RECORDS FOR THIS EXERCISE

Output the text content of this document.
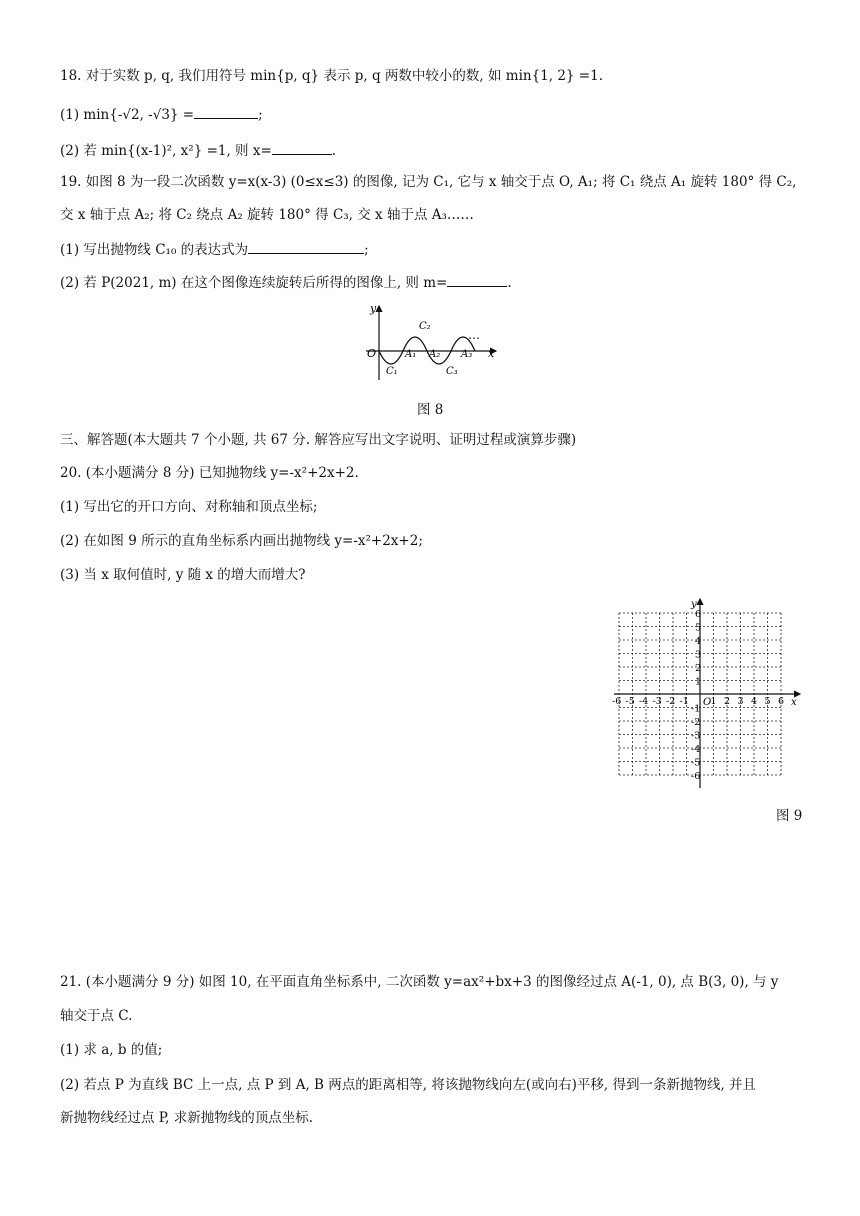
18. 对于实数 p, q, 我们用符号 min{p, q} 表示 p, q 两数中较小的数, 如 min{1, 2} =1.
(1) min{-√2, -√3} =	;
(2) 若 min{(x-1)², x²} =1, 则 x=	.
19. 如图 8 为一段二次函数 y=x(x-3) (0≤x≤3) 的图像, 记为 C₁, 它与 x 轴交于点 O, A₁; 将 C₁ 绕点 A₁ 旋转 180° 得 C₂,
交 x 轴于点 A₂; 将 C₂ 绕点 A₂ 旋转 180° 得 C₃, 交 x 轴于点 A₃……
(1) 写出抛物线 C₁₀ 的表达式为	;
(2) 若 P(2021, m) 在这个图像连续旋转后所得的图像上, 则 m=	.
y
x
O
C₁
C₂
C₃
A₁ A₂ A₃
…
图 8
三、解答题(本大题共 7 个小题, 共 67 分. 解答应写出文字说明、证明过程或演算步骤)
20. (本小题满分 8 分) 已知抛物线 y=-x²+2x+2.
(1) 写出它的开口方向、对称轴和顶点坐标;
(2) 在如图 9 所示的直角坐标系内画出抛物线 y=-x²+2x+2;
(3) 当 x 取何值时, y 随 x 的增大而增大?
x
y
O
-6 -5 -4 -3 -2 -1 1 2 3 4 5 6
6
5
4
3
2
1
-1
-2
-3
-4
-5
-6
图 9
21. (本小题满分 9 分) 如图 10, 在平面直角坐标系中, 二次函数 y=ax²+bx+3 的图像经过点 A(-1, 0), 点 B(3, 0), 与 y
轴交于点 C.
(1) 求 a, b 的值;
(2) 若点 P 为直线 BC 上一点, 点 P 到 A, B 两点的距离相等, 将该抛物线向左(或向右)平移, 得到一条新抛物线, 并且
新抛物线经过点 P, 求新抛物线的顶点坐标.
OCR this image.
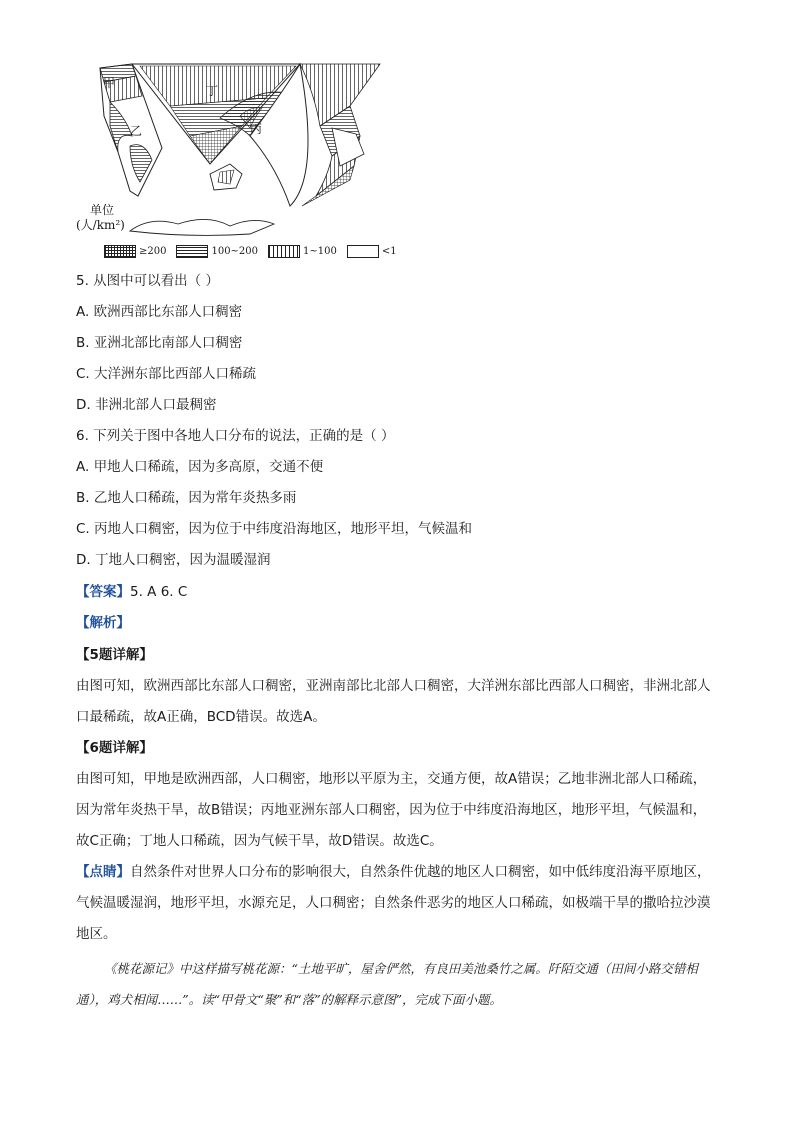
甲
乙
丁
丙
单位
(人/km²)
≥200	100~200	1~100	<1
5. 从图中可以看出（ ）
A. 欧洲西部比东部人口稠密
B. 亚洲北部比南部人口稠密
C. 大洋洲东部比西部人口稀疏
D. 非洲北部人口最稠密
6. 下列关于图中各地人口分布的说法，正确的是（ ）
A. 甲地人口稀疏，因为多高原，交通不便
B. 乙地人口稀疏，因为常年炎热多雨
C. 丙地人口稠密，因为位于中纬度沿海地区，地形平坦，气候温和
D. 丁地人口稠密，因为温暖湿润
【答案】5. A 6. C
【解析】
【5题详解】
由图可知，欧洲西部比东部人口稠密，亚洲南部比北部人口稠密，大洋洲东部比西部人口稠密，非洲北部人口最稀疏，故A正确，BCD错误。故选A。
【6题详解】
由图可知，甲地是欧洲西部，人口稠密，地形以平原为主，交通方便，故A错误；乙地非洲北部人口稀疏，因为常年炎热干旱，故B错误；丙地亚洲东部人口稠密，因为位于中纬度沿海地区，地形平坦，气候温和，故C正确；丁地人口稀疏，因为气候干旱，故D错误。故选C。
【点睛】自然条件对世界人口分布的影响很大，自然条件优越的地区人口稠密，如中低纬度沿海平原地区，气候温暖湿润，地形平坦，水源充足，人口稠密；自然条件恶劣的地区人口稀疏，如极端干旱的撒哈拉沙漠地区。
《桃花源记》中这样描写桃花源：“土地平旷，屋舍俨然，有良田美池桑竹之属。阡陌交通（田间小路交错相通），鸡犬相闻……”。读“甲骨文“聚”和“落”的解释示意图”，完成下面小题。
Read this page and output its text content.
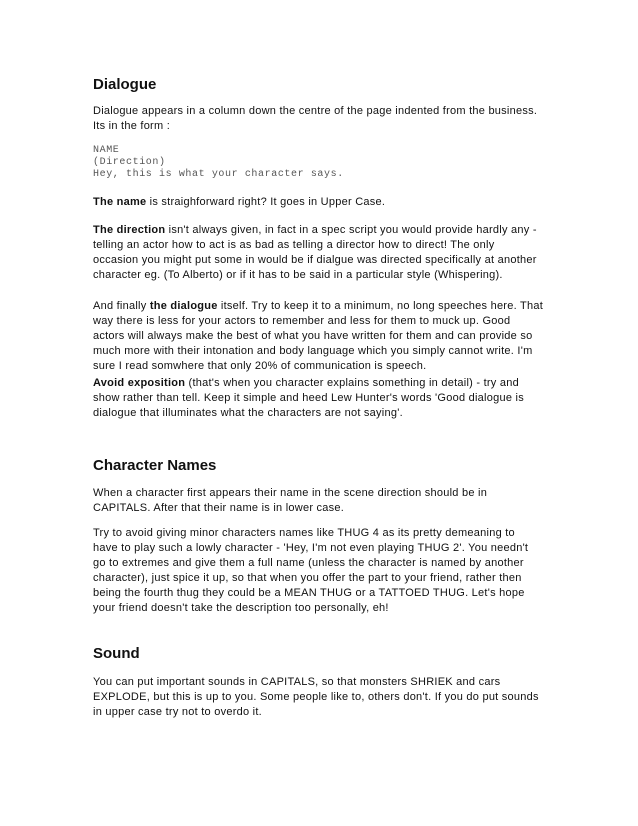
Dialogue

Dialogue appears in a column down the centre of the page indented from the business. Its in the form :

NAME
(Direction)
Hey, this is what your character says.

The name is straighforward right? It goes in Upper Case.

The direction isn't always given, in fact in a spec script you would provide hardly any - telling an actor how to act is as bad as telling a director how to direct! The only occasion you might put some in would be if dialgue was directed specifically at another character eg. (To Alberto) or if it has to be said in a particular style (Whispering).

And finally the dialogue itself. Try to keep it to a minimum, no long speeches here. That way there is less for your actors to remember and less for them to muck up. Good actors will always make the best of what you have written for them and can provide so much more with their intonation and body language which you simply cannot write. I'm sure I read somwhere that only 20% of communication is speech.

Avoid exposition (that's when you character explains something in detail) - try and show rather than tell. Keep it simple and heed Lew Hunter's words 'Good dialogue is dialogue that illuminates what the characters are not saying'.

Character Names

When a character first appears their name in the scene direction should be in CAPITALS. After that their name is in lower case.

Try to avoid giving minor characters names like THUG 4 as its pretty demeaning to have to play such a lowly character - 'Hey, I'm not even playing THUG 2'. You needn't go to extremes and give them a full name (unless the character is named by another character), just spice it up, so that when you offer the part to your friend, rather then being the fourth thug they could be a MEAN THUG or a TATTOED THUG. Let's hope your friend doesn't take the description too personally, eh!

Sound

You can put important sounds in CAPITALS, so that monsters SHRIEK and cars EXPLODE, but this is up to you. Some people like to, others don't. If you do put sounds in upper case try not to overdo it.
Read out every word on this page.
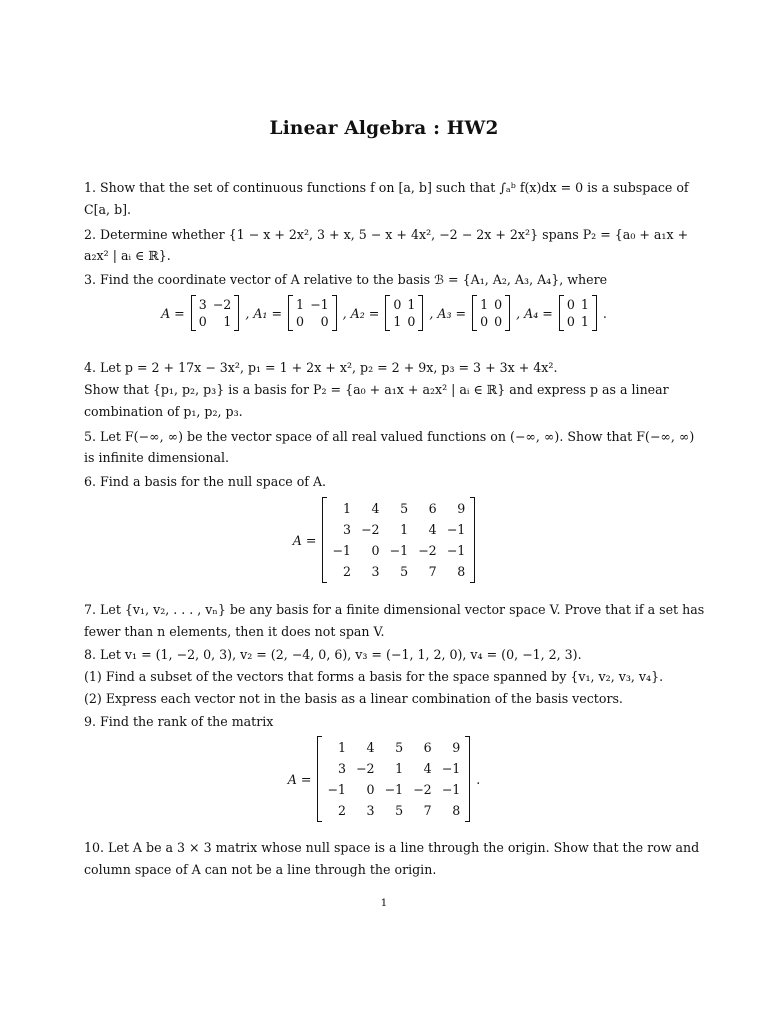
Linear Algebra : HW2
1. Show that the set of continuous functions f on [a, b] such that ∫ₐᵇ f(x)dx = 0 is a subspace of
C[a, b].
2. Determine whether {1 − x + 2x², 3 + x, 5 − x + 4x², −2 − 2x + 2x²} spans P₂ = {a₀ + a₁x +
a₂x² | aᵢ ∈ ℝ}.
3. Find the coordinate vector of A relative to the basis ℬ = {A₁, A₂, A₃, A₄}, where
A =
3	−2
0	1
, A₁ =
1	−1
0	0
, A₂ =
0	1
1	0
, A₃ =
1	0
0	0
, A₄ =
0	1
0	1
.
4. Let p = 2 + 17x − 3x², p₁ = 1 + 2x + x², p₂ = 2 + 9x, p₃ = 3 + 3x + 4x².
Show that {p₁, p₂, p₃} is a basis for P₂ = {a₀ + a₁x + a₂x² | aᵢ ∈ ℝ} and express p as a linear
combination of p₁, p₂, p₃.
5. Let F(−∞, ∞) be the vector space of all real valued functions on (−∞, ∞). Show that F(−∞, ∞)
is infinite dimensional.
6. Find a basis for the null space of A.
A =
1	4	5	6	9
3	−2	1	4	−1
−1	0	−1	−2	−1
2	3	5	7	8
7. Let {v₁, v₂, . . . , vₙ} be any basis for a finite dimensional vector space V. Prove that if a set has
fewer than n elements, then it does not span V.
8. Let v₁ = (1, −2, 0, 3), v₂ = (2, −4, 0, 6), v₃ = (−1, 1, 2, 0), v₄ = (0, −1, 2, 3).
(1) Find a subset of the vectors that forms a basis for the space spanned by {v₁, v₂, v₃, v₄}.
(2) Express each vector not in the basis as a linear combination of the basis vectors.
9. Find the rank of the matrix
A =
1	4	5	6	9
3	−2	1	4	−1
−1	0	−1	−2	−1
2	3	5	7	8
.
10. Let A be a 3 × 3 matrix whose null space is a line through the origin. Show that the row and
column space of A can not be a line through the origin.
1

WRITTEN REQUEST
Skip the pictures, then retype every line above exactly.

TASK RESPONSE
Output the text content of this document.
18. 对于实数 p, q, 我们用符号 min{p, q} 表示 p, q 两数中较小的数, 如 min{1, 2} =1.
(1) min{-√2, -√3} =	;
(2) 若 min{(x-1)², x²} =1, 则 x=	.
19. 如图 8 为一段二次函数 y=x(x-3) (0≤x≤3) 的图像, 记为 C₁, 它与 x 轴交于点 O, A₁; 将 C₁ 绕点 A₁ 旋转 180° 得 C₂,
交 x 轴于点 A₂; 将 C₂ 绕点 A₂ 旋转 180° 得 C₃, 交 x 轴于点 A₃……
(1) 写出抛物线 C₁₀ 的表达式为	;
(2) 若 P(2021, m) 在这个图像连续旋转后所得的图像上, 则 m=	.
y
x
O
C₁
C₂
C₃
A₁ A₂ A₃
…
图 8
三、解答题(本大题共 7 个小题, 共 67 分. 解答应写出文字说明、证明过程或演算步骤)
20. (本小题满分 8 分) 已知抛物线 y=-x²+2x+2.
(1) 写出它的开口方向、对称轴和顶点坐标;
(2) 在如图 9 所示的直角坐标系内画出抛物线 y=-x²+2x+2;
(3) 当 x 取何值时, y 随 x 的增大而增大?
x
y
O
-6 -5 -4 -3 -2 -1 1 2 3 4 5 6
6
5
4
3
2
1
-1
-2
-3
-4
-5
-6
图 9
21. (本小题满分 9 分) 如图 10, 在平面直角坐标系中, 二次函数 y=ax²+bx+3 的图像经过点 A(-1, 0), 点 B(3, 0), 与 y
轴交于点 C.
(1) 求 a, b 的值;
(2) 若点 P 为直线 BC 上一点, 点 P 到 A, B 两点的距离相等, 将该抛物线向左(或向右)平移, 得到一条新抛物线, 并且
新抛物线经过点 P, 求新抛物线的顶点坐标.
OCR this image.
甲
乙
丁
丙
单位
(人/km²)
≥200	100~200	1~100	<1
5. 从图中可以看出（ ）
A. 欧洲西部比东部人口稠密
B. 亚洲北部比南部人口稠密
C. 大洋洲东部比西部人口稀疏
D. 非洲北部人口最稠密
6. 下列关于图中各地人口分布的说法，正确的是（ ）
A. 甲地人口稀疏，因为多高原，交通不便
B. 乙地人口稀疏，因为常年炎热多雨
C. 丙地人口稠密，因为位于中纬度沿海地区，地形平坦，气候温和
D. 丁地人口稠密，因为温暖湿润
【答案】5. A 6. C
【解析】
【5题详解】
由图可知，欧洲西部比东部人口稠密，亚洲南部比北部人口稠密，大洋洲东部比西部人口稠密，非洲北部人口最稀疏，故A正确，BCD错误。故选A。
【6题详解】
由图可知，甲地是欧洲西部，人口稠密，地形以平原为主，交通方便，故A错误；乙地非洲北部人口稀疏，因为常年炎热干旱，故B错误；丙地亚洲东部人口稠密，因为位于中纬度沿海地区，地形平坦，气候温和，故C正确；丁地人口稀疏，因为气候干旱，故D错误。故选C。
【点睛】自然条件对世界人口分布的影响很大，自然条件优越的地区人口稠密，如中低纬度沿海平原地区，气候温暖湿润，地形平坦，水源充足，人口稠密；自然条件恶劣的地区人口稀疏，如极端干旱的撒哈拉沙漠地区。
《桃花源记》中这样描写桃花源：“土地平旷，屋舍俨然，有良田美池桑竹之属。阡陌交通（田间小路交错相通），鸡犬相闻……”。读“甲骨文“聚”和“落”的解释示意图”，完成下面小题。
Read this page and output its text content.
Dialogue

Dialogue appears in a column down the centre of the page indented from the business. Its in the form :

NAME
(Direction)
Hey, this is what your character says.

The name is straighforward right? It goes in Upper Case.

The direction isn't always given, in fact in a spec script you would provide hardly any - telling an actor how to act is as bad as telling a director how to direct! The only occasion you might put some in would be if dialgue was directed specifically at another character eg. (To Alberto) or if it has to be said in a particular style (Whispering).

And finally the dialogue itself. Try to keep it to a minimum, no long speeches here. That way there is less for your actors to remember and less for them to muck up. Good actors will always make the best of what you have written for them and can provide so much more with their intonation and body language which you simply cannot write. I'm sure I read somwhere that only 20% of communication is speech.

Avoid exposition (that's when you character explains something in detail) - try and show rather than tell. Keep it simple and heed Lew Hunter's words 'Good dialogue is dialogue that illuminates what the characters are not saying'.

Character Names

When a character first appears their name in the scene direction should be in CAPITALS. After that their name is in lower case.

Try to avoid giving minor characters names like THUG 4 as its pretty demeaning to have to play such a lowly character - 'Hey, I'm not even playing THUG 2'. You needn't go to extremes and give them a full name (unless the character is named by another character), just spice it up, so that when you offer the part to your friend, rather then being the fourth thug they could be a MEAN THUG or a TATTOED THUG. Let's hope your friend doesn't take the description too personally, eh!

Sound

You can put important sounds in CAPITALS, so that monsters SHRIEK and cars EXPLODE, but this is up to you. Some people like to, others don't. If you do put sounds in upper case try not to overdo it.
Read out every word on this page.
Linear Algebra : HW2
1. Show that the set of continuous functions f on [a, b] such that ∫ₐᵇ f(x)dx = 0 is a subspace of
C[a, b].
2. Determine whether {1 − x + 2x², 3 + x, 5 − x + 4x², −2 − 2x + 2x²} spans P₂ = {a₀ + a₁x +
a₂x² | aᵢ ∈ ℝ}.
3. Find the coordinate vector of A relative to the basis ℬ = {A₁, A₂, A₃, A₄}, where
A =
3	−2
0	1
, A₁ =
1	−1
0	0
, A₂ =
0	1
1	0
, A₃ =
1	0
0	0
, A₄ =
0	1
0	1
.
4. Let p = 2 + 17x − 3x², p₁ = 1 + 2x + x², p₂ = 2 + 9x, p₃ = 3 + 3x + 4x².
Show that {p₁, p₂, p₃} is a basis for P₂ = {a₀ + a₁x + a₂x² | aᵢ ∈ ℝ} and express p as a linear
combination of p₁, p₂, p₃.
5. Let F(−∞, ∞) be the vector space of all real valued functions on (−∞, ∞). Show that F(−∞, ∞)
is infinite dimensional.
6. Find a basis for the null space of A.
A =
1	4	5	6	9
3	−2	1	4	−1
−1	0	−1	−2	−1
2	3	5	7	8
7. Let {v₁, v₂, . . . , vₙ} be any basis for a finite dimensional vector space V. Prove that if a set has
fewer than n elements, then it does not span V.
8. Let v₁ = (1, −2, 0, 3), v₂ = (2, −4, 0, 6), v₃ = (−1, 1, 2, 0), v₄ = (0, −1, 2, 3).
(1) Find a subset of the vectors that forms a basis for the space spanned by {v₁, v₂, v₃, v₄}.
(2) Express each vector not in the basis as a linear combination of the basis vectors.
9. Find the rank of the matrix
A =
1	4	5	6	9
3	−2	1	4	−1
−1	0	−1	−2	−1
2	3	5	7	8
.
10. Let A be a 3 × 3 matrix whose null space is a line through the origin. Show that the row and
column space of A can not be a line through the origin.
1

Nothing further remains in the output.